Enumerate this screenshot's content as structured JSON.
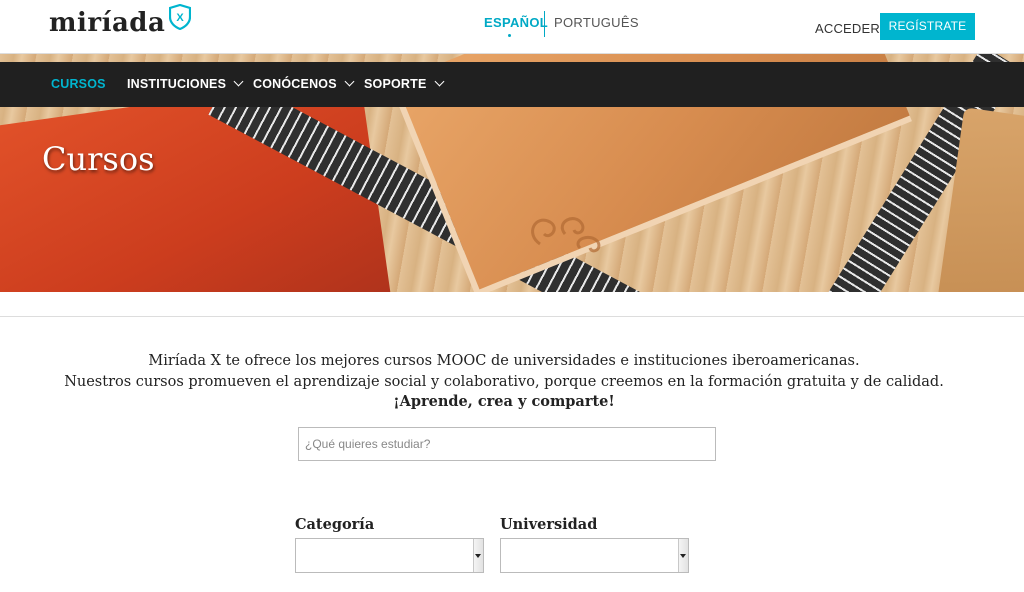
{
  "brand": {
    "name": "miríada",
    "badge": "X",
    "accent_color": "#00b5cf"
  },
  "header": {
    "languages": [
      {
        "label": "ESPAÑOL",
        "active": true
      },
      {
        "label": "PORTUGUÊS",
        "active": false
      }
    ],
    "login_label": "ACCEDER",
    "register_label": "REGÍSTRATE"
  },
  "nav": {
    "items": [
      {
        "label": "CURSOS",
        "active": true,
        "icon": ""
      },
      {
        "label": "INSTITUCIONES",
        "active": false,
        "icon": "chevron-down-icon"
      },
      {
        "label": "CONÓCENOS",
        "active": false,
        "icon": "chevron-down-icon"
      },
      {
        "label": "SOPORTE",
        "active": false,
        "icon": "chevron-down-icon"
      }
    ]
  },
  "hero": {
    "title": "Cursos"
  },
  "intro": {
    "line1": "Miríada X te ofrece los mejores cursos MOOC de universidades e instituciones iberoamericanas.",
    "line2": "Nuestros cursos promueven el aprendizaje social y colaborativo, porque creemos en  la formación gratuita y de calidad.",
    "line3": "¡Aprende, crea y comparte!"
  },
  "search": {
    "placeholder": "¿Qué quieres estudiar?",
    "value": ""
  },
  "filters": {
    "category": {
      "label": "Categoría",
      "selected": ""
    },
    "university": {
      "label": "Universidad",
      "selected": ""
    }
  }
}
++++++
STATED TASK =>
Leave the pictures out, and transcribe each of the records exactly.

THE RESULT =>
Enumerate this screenshot's content as structured JSON.
{
  "brand": {
    "name": "miríada",
    "badge": "X",
    "accent_color": "#00b5cf"
  },
  "header": {
    "languages": [
      {
        "label": "ESPAÑOL",
        "active": true
      },
      {
        "label": "PORTUGUÊS",
        "active": false
      }
    ],
    "login_label": "ACCEDER",
    "register_label": "REGÍSTRATE"
  },
  "nav": {
    "items": [
      {
        "label": "CURSOS",
        "active": true,
        "icon": ""
      },
      {
        "label": "INSTITUCIONES",
        "active": false,
        "icon": "chevron-down-icon"
      },
      {
        "label": "CONÓCENOS",
        "active": false,
        "icon": "chevron-down-icon"
      },
      {
        "label": "SOPORTE",
        "active": false,
        "icon": "chevron-down-icon"
      }
    ]
  },
  "hero": {
    "title": "Cursos"
  },
  "intro": {
    "line1": "Miríada X te ofrece los mejores cursos MOOC de universidades e instituciones iberoamericanas.",
    "line2": "Nuestros cursos promueven el aprendizaje social y colaborativo, porque creemos en  la formación gratuita y de calidad.",
    "line3": "¡Aprende, crea y comparte!"
  },
  "search": {
    "placeholder": "¿Qué quieres estudiar?",
    "value": ""
  },
  "filters": {
    "category": {
      "label": "Categoría",
      "selected": ""
    },
    "university": {
      "label": "Universidad",
      "selected": ""
    }
  }
}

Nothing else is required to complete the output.